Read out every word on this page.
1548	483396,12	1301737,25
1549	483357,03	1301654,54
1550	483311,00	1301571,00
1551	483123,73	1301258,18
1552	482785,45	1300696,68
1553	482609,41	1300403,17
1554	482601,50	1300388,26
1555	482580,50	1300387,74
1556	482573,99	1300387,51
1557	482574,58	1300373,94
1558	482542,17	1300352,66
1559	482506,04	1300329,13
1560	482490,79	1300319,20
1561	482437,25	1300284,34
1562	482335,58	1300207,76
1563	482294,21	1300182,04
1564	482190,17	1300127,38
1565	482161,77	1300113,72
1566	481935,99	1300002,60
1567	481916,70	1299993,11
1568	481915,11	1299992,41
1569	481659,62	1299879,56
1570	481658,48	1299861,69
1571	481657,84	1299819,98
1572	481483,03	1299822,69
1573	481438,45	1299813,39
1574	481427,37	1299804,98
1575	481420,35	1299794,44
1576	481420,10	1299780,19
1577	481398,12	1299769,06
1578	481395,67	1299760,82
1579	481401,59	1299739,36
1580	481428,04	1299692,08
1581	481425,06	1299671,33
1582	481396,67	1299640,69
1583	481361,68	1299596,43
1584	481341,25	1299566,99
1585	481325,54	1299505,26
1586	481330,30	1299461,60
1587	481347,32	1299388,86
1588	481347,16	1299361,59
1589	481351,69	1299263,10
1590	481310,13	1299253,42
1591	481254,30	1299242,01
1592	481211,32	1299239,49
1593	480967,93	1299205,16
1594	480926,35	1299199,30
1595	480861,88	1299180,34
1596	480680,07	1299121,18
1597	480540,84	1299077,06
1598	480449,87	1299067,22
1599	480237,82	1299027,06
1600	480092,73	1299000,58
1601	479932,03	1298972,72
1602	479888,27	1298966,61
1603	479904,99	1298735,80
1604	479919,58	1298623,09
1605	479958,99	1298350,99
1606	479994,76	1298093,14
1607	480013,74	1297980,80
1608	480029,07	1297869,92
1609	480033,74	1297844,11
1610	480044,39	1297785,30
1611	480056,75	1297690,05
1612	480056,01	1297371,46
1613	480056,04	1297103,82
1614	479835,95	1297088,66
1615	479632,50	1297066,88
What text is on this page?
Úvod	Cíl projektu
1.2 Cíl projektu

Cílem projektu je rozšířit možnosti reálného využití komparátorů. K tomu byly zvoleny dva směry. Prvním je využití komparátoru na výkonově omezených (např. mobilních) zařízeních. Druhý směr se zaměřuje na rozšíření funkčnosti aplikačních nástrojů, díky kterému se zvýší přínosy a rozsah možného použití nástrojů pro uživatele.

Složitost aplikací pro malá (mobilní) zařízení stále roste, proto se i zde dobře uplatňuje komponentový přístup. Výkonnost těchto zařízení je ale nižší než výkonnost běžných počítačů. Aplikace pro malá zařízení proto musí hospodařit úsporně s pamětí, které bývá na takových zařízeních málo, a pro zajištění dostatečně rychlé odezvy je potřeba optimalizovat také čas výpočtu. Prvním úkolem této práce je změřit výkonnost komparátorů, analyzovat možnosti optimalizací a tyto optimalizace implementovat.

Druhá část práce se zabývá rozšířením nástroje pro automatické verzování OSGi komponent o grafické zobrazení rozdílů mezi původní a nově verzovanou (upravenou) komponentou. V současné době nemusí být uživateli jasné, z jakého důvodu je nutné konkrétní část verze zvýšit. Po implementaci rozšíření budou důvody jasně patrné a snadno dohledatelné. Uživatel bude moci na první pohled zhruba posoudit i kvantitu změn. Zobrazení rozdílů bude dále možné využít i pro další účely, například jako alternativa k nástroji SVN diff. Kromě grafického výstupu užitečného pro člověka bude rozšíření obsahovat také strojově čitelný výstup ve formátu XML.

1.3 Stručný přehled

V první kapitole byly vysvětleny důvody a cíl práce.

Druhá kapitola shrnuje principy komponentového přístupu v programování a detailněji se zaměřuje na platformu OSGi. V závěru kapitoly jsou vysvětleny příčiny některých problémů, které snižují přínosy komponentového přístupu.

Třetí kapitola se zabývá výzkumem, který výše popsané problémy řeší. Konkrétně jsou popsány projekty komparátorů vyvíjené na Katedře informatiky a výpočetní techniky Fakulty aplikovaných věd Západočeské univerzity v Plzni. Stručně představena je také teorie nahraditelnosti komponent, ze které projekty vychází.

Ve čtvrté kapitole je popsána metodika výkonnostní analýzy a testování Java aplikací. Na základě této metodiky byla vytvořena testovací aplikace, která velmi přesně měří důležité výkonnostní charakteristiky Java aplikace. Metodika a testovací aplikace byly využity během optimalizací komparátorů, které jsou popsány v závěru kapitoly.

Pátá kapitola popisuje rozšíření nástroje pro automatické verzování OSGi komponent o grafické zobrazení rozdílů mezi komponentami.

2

▸ What is asked: Restate every line of the data word for word.

▸ Result:
Read out every word on this page.
1548	483396,12	1301737,25
1549	483357,03	1301654,54
1550	483311,00	1301571,00
1551	483123,73	1301258,18
1552	482785,45	1300696,68
1553	482609,41	1300403,17
1554	482601,50	1300388,26
1555	482580,50	1300387,74
1556	482573,99	1300387,51
1557	482574,58	1300373,94
1558	482542,17	1300352,66
1559	482506,04	1300329,13
1560	482490,79	1300319,20
1561	482437,25	1300284,34
1562	482335,58	1300207,76
1563	482294,21	1300182,04
1564	482190,17	1300127,38
1565	482161,77	1300113,72
1566	481935,99	1300002,60
1567	481916,70	1299993,11
1568	481915,11	1299992,41
1569	481659,62	1299879,56
1570	481658,48	1299861,69
1571	481657,84	1299819,98
1572	481483,03	1299822,69
1573	481438,45	1299813,39
1574	481427,37	1299804,98
1575	481420,35	1299794,44
1576	481420,10	1299780,19
1577	481398,12	1299769,06
1578	481395,67	1299760,82
1579	481401,59	1299739,36
1580	481428,04	1299692,08
1581	481425,06	1299671,33
1582	481396,67	1299640,69
1583	481361,68	1299596,43
1584	481341,25	1299566,99
1585	481325,54	1299505,26
1586	481330,30	1299461,60
1587	481347,32	1299388,86
1588	481347,16	1299361,59
1589	481351,69	1299263,10
1590	481310,13	1299253,42
1591	481254,30	1299242,01
1592	481211,32	1299239,49
1593	480967,93	1299205,16
1594	480926,35	1299199,30
1595	480861,88	1299180,34
1596	480680,07	1299121,18
1597	480540,84	1299077,06
1598	480449,87	1299067,22
1599	480237,82	1299027,06
1600	480092,73	1299000,58
1601	479932,03	1298972,72
1602	479888,27	1298966,61
1603	479904,99	1298735,80
1604	479919,58	1298623,09
1605	479958,99	1298350,99
1606	479994,76	1298093,14
1607	480013,74	1297980,80
1608	480029,07	1297869,92
1609	480033,74	1297844,11
1610	480044,39	1297785,30
1611	480056,75	1297690,05
1612	480056,01	1297371,46
1613	480056,04	1297103,82
1614	479835,95	1297088,66
1615	479632,50	1297066,88
What text is on this page?
Úvod	Cíl projektu
1.2 Cíl projektu

Cílem projektu je rozšířit možnosti reálného využití komparátorů. K tomu byly zvoleny dva směry. Prvním je využití komparátoru na výkonově omezených (např. mobilních) zařízeních. Druhý směr se zaměřuje na rozšíření funkčnosti aplikačních nástrojů, díky kterému se zvýší přínosy a rozsah možného použití nástrojů pro uživatele.

Složitost aplikací pro malá (mobilní) zařízení stále roste, proto se i zde dobře uplatňuje komponentový přístup. Výkonnost těchto zařízení je ale nižší než výkonnost běžných počítačů. Aplikace pro malá zařízení proto musí hospodařit úsporně s pamětí, které bývá na takových zařízeních málo, a pro zajištění dostatečně rychlé odezvy je potřeba optimalizovat také čas výpočtu. Prvním úkolem této práce je změřit výkonnost komparátorů, analyzovat možnosti optimalizací a tyto optimalizace implementovat.

Druhá část práce se zabývá rozšířením nástroje pro automatické verzování OSGi komponent o grafické zobrazení rozdílů mezi původní a nově verzovanou (upravenou) komponentou. V současné době nemusí být uživateli jasné, z jakého důvodu je nutné konkrétní část verze zvýšit. Po implementaci rozšíření budou důvody jasně patrné a snadno dohledatelné. Uživatel bude moci na první pohled zhruba posoudit i kvantitu změn. Zobrazení rozdílů bude dále možné využít i pro další účely, například jako alternativa k nástroji SVN diff. Kromě grafického výstupu užitečného pro člověka bude rozšíření obsahovat také strojově čitelný výstup ve formátu XML.

1.3 Stručný přehled

V první kapitole byly vysvětleny důvody a cíl práce.

Druhá kapitola shrnuje principy komponentového přístupu v programování a detailněji se zaměřuje na platformu OSGi. V závěru kapitoly jsou vysvětleny příčiny některých problémů, které snižují přínosy komponentového přístupu.

Třetí kapitola se zabývá výzkumem, který výše popsané problémy řeší. Konkrétně jsou popsány projekty komparátorů vyvíjené na Katedře informatiky a výpočetní techniky Fakulty aplikovaných věd Západočeské univerzity v Plzni. Stručně představena je také teorie nahraditelnosti komponent, ze které projekty vychází.

Ve čtvrté kapitole je popsána metodika výkonnostní analýzy a testování Java aplikací. Na základě této metodiky byla vytvořena testovací aplikace, která velmi přesně měří důležité výkonnostní charakteristiky Java aplikace. Metodika a testovací aplikace byly využity během optimalizací komparátorů, které jsou popsány v závěru kapitoly.

Pátá kapitola popisuje rozšíření nástroje pro automatické verzování OSGi komponent o grafické zobrazení rozdílů mezi komponentami.

2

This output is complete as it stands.